--- BEGIN ---

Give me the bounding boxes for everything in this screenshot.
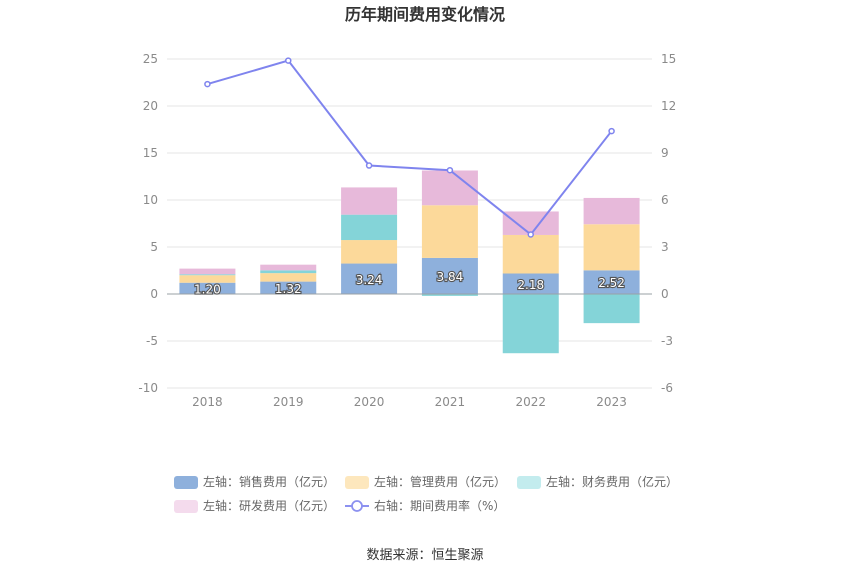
right-tick-label: 12 xyxy=(661,99,676,113)
rate-line-group xyxy=(204,57,615,238)
legend-label: 左轴：财务费用（亿元） xyxy=(546,474,678,489)
bar-series4 xyxy=(260,264,317,271)
right-tick-label: 9 xyxy=(661,146,669,160)
left-tick-label: 25 xyxy=(143,52,158,66)
x-tick-label: 2022 xyxy=(515,395,546,409)
x-tick-label: 2023 xyxy=(596,395,627,409)
chart-title: 历年期间费用变化情况 xyxy=(345,5,505,24)
bar-series2 xyxy=(341,240,398,264)
left-tick-label: 15 xyxy=(143,146,158,160)
bar-series4 xyxy=(179,268,236,275)
bar-series1 xyxy=(583,270,640,294)
left-tick-label: 10 xyxy=(143,193,158,207)
legend-swatch xyxy=(517,476,541,489)
bar-value-label: 1.32 xyxy=(275,282,302,296)
x-tick-label: 2019 xyxy=(273,395,304,409)
left-tick-label: 20 xyxy=(143,99,158,113)
right-tick-label: -6 xyxy=(661,381,673,395)
gridlines xyxy=(167,58,652,389)
left-tick-label: 0 xyxy=(150,287,158,301)
source-label: 数据来源：恒生聚源 xyxy=(366,548,483,563)
legend-label: 右轴：期间费用率（%） xyxy=(374,498,505,513)
right-tick-label: 3 xyxy=(661,240,669,254)
bar-series2 xyxy=(179,275,236,283)
rate-line xyxy=(207,59,613,236)
bar-series1 xyxy=(341,263,398,294)
legend-line-marker xyxy=(351,500,363,512)
left-tick-label: 5 xyxy=(150,240,158,254)
rate-point xyxy=(446,166,454,174)
bar-labels-group: 1.20 1.32 3.24 3.84 2.18 2.52 xyxy=(193,269,626,298)
bar-series3 xyxy=(421,294,478,296)
left-tick-label: -10 xyxy=(138,381,158,395)
rate-point xyxy=(527,231,534,238)
bar-series4 xyxy=(583,197,640,225)
bar-series2 xyxy=(421,205,478,258)
bar-series1 xyxy=(421,257,478,294)
bar-series3 xyxy=(583,294,640,324)
bar-series2 xyxy=(260,273,317,282)
legend-swatch xyxy=(174,476,198,489)
right-tick-label: -3 xyxy=(661,334,673,348)
left-tick-label: -5 xyxy=(146,334,158,348)
right-tick-label: 0 xyxy=(661,287,669,301)
rate-point xyxy=(204,80,211,88)
bar-series3 xyxy=(260,270,317,274)
legend-label: 左轴：管理费用（亿元） xyxy=(374,474,506,489)
bar-value-label: 1.20 xyxy=(194,282,221,296)
bar-value-label: 3.24 xyxy=(356,273,383,287)
bar-value-label: 2.52 xyxy=(598,276,625,290)
bar-series2 xyxy=(583,224,640,271)
right-tick-label: 6 xyxy=(661,193,669,207)
legend-label: 左轴：研发费用（亿元） xyxy=(203,498,335,513)
bar-series4 xyxy=(341,187,398,215)
bar-series2 xyxy=(502,234,559,274)
x-tick-label: 2020 xyxy=(354,395,385,409)
bar-series1 xyxy=(179,282,236,294)
x-tick-label: 2021 xyxy=(435,395,466,409)
x-axis-ticks: 2018 2019 2020 2021 2022 2023 xyxy=(192,395,627,409)
rate-point xyxy=(365,162,373,169)
bars-group xyxy=(179,170,640,354)
rate-point xyxy=(285,57,292,64)
legend-label: 左轴：销售费用（亿元） xyxy=(203,474,335,489)
bar-series1 xyxy=(502,273,559,294)
left-axis-ticks: -10 -5 0 5 10 15 20 25 xyxy=(138,52,158,395)
bar-series3 xyxy=(341,214,398,241)
bar-series3 xyxy=(179,274,236,276)
bar-series4 xyxy=(421,170,478,206)
bar-series3 xyxy=(502,294,559,354)
right-tick-label: 15 xyxy=(661,52,676,66)
legend-swatch xyxy=(174,500,198,513)
rate-point xyxy=(608,127,615,135)
x-tick-label: 2018 xyxy=(192,395,223,409)
bar-value-label: 2.18 xyxy=(517,278,544,292)
right-axis-ticks: -6 -3 0 3 6 9 12 15 xyxy=(661,52,676,395)
legend-swatch xyxy=(345,476,369,489)
legend: 左轴：销售费用（亿元） 左轴：管理费用（亿元） 左轴：财务费用（亿元） 左轴：研发费用… xyxy=(174,474,678,513)
bar-value-label: 3.84 xyxy=(437,270,464,284)
bar-series1 xyxy=(260,281,317,294)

--- END ---

INSTRUCTIONS TO FOLLOW →
Can you copy the whole listing above line for line, with no changes, leaving out the picture?

WRITTEN ANSWER →
Give me the bounding boxes for everything in this screenshot.
right-tick-label: 12 xyxy=(661,99,676,113)
rate-line-group xyxy=(204,57,615,238)
legend-label: 左轴：财务费用（亿元） xyxy=(546,474,678,489)
bar-series4 xyxy=(260,264,317,271)
right-tick-label: 9 xyxy=(661,146,669,160)
left-tick-label: 25 xyxy=(143,52,158,66)
x-tick-label: 2022 xyxy=(515,395,546,409)
x-tick-label: 2023 xyxy=(596,395,627,409)
chart-title: 历年期间费用变化情况 xyxy=(345,5,505,24)
bar-series2 xyxy=(341,240,398,264)
left-tick-label: 15 xyxy=(143,146,158,160)
bar-series4 xyxy=(179,268,236,275)
bar-series1 xyxy=(583,270,640,294)
left-tick-label: 10 xyxy=(143,193,158,207)
legend-swatch xyxy=(517,476,541,489)
bar-value-label: 1.32 xyxy=(275,282,302,296)
x-tick-label: 2019 xyxy=(273,395,304,409)
left-tick-label: 20 xyxy=(143,99,158,113)
right-tick-label: -6 xyxy=(661,381,673,395)
gridlines xyxy=(167,58,652,389)
left-tick-label: 0 xyxy=(150,287,158,301)
source-label: 数据来源：恒生聚源 xyxy=(366,548,483,563)
legend-label: 右轴：期间费用率（%） xyxy=(374,498,505,513)
right-tick-label: 3 xyxy=(661,240,669,254)
bar-series2 xyxy=(179,275,236,283)
rate-line xyxy=(207,59,613,236)
bar-series1 xyxy=(341,263,398,294)
legend-line-marker xyxy=(351,500,363,512)
left-tick-label: 5 xyxy=(150,240,158,254)
rate-point xyxy=(446,166,454,174)
bar-labels-group: 1.20 1.32 3.24 3.84 2.18 2.52 xyxy=(193,269,626,298)
bar-series3 xyxy=(421,294,478,296)
left-tick-label: -10 xyxy=(138,381,158,395)
rate-point xyxy=(527,231,534,238)
bar-series4 xyxy=(583,197,640,225)
bar-series2 xyxy=(421,205,478,258)
bar-series1 xyxy=(421,257,478,294)
bar-series3 xyxy=(583,294,640,324)
bar-series2 xyxy=(260,273,317,282)
legend-swatch xyxy=(174,476,198,489)
right-tick-label: -3 xyxy=(661,334,673,348)
left-tick-label: -5 xyxy=(146,334,158,348)
right-tick-label: 0 xyxy=(661,287,669,301)
rate-point xyxy=(204,80,211,88)
bar-series3 xyxy=(260,270,317,274)
legend-label: 左轴：管理费用（亿元） xyxy=(374,474,506,489)
bar-value-label: 1.20 xyxy=(194,282,221,296)
bar-value-label: 3.24 xyxy=(356,273,383,287)
bar-value-label: 2.52 xyxy=(598,276,625,290)
bar-series2 xyxy=(583,224,640,271)
right-tick-label: 6 xyxy=(661,193,669,207)
legend-label: 左轴：研发费用（亿元） xyxy=(203,498,335,513)
bar-series4 xyxy=(341,187,398,215)
bar-series2 xyxy=(502,234,559,274)
x-tick-label: 2020 xyxy=(354,395,385,409)
bar-series1 xyxy=(179,282,236,294)
x-tick-label: 2021 xyxy=(435,395,466,409)
x-axis-ticks: 2018 2019 2020 2021 2022 2023 xyxy=(192,395,627,409)
rate-point xyxy=(365,162,373,169)
bars-group xyxy=(179,170,640,354)
rate-point xyxy=(285,57,292,64)
legend-label: 左轴：销售费用（亿元） xyxy=(203,474,335,489)
bar-series1 xyxy=(502,273,559,294)
left-axis-ticks: -10 -5 0 5 10 15 20 25 xyxy=(138,52,158,395)
bar-series3 xyxy=(341,214,398,241)
bar-series3 xyxy=(179,274,236,276)
bar-series4 xyxy=(421,170,478,206)
bar-series3 xyxy=(502,294,559,354)
right-tick-label: 15 xyxy=(661,52,676,66)
legend-swatch xyxy=(174,500,198,513)
rate-point xyxy=(608,127,615,135)
x-tick-label: 2018 xyxy=(192,395,223,409)
bar-value-label: 2.18 xyxy=(517,278,544,292)
right-axis-ticks: -6 -3 0 3 6 9 12 15 xyxy=(661,52,676,395)
legend-swatch xyxy=(345,476,369,489)
legend: 左轴：销售费用（亿元） 左轴：管理费用（亿元） 左轴：财务费用（亿元） 左轴：研发费用… xyxy=(174,474,678,513)
bar-value-label: 3.84 xyxy=(437,270,464,284)
bar-series1 xyxy=(260,281,317,294)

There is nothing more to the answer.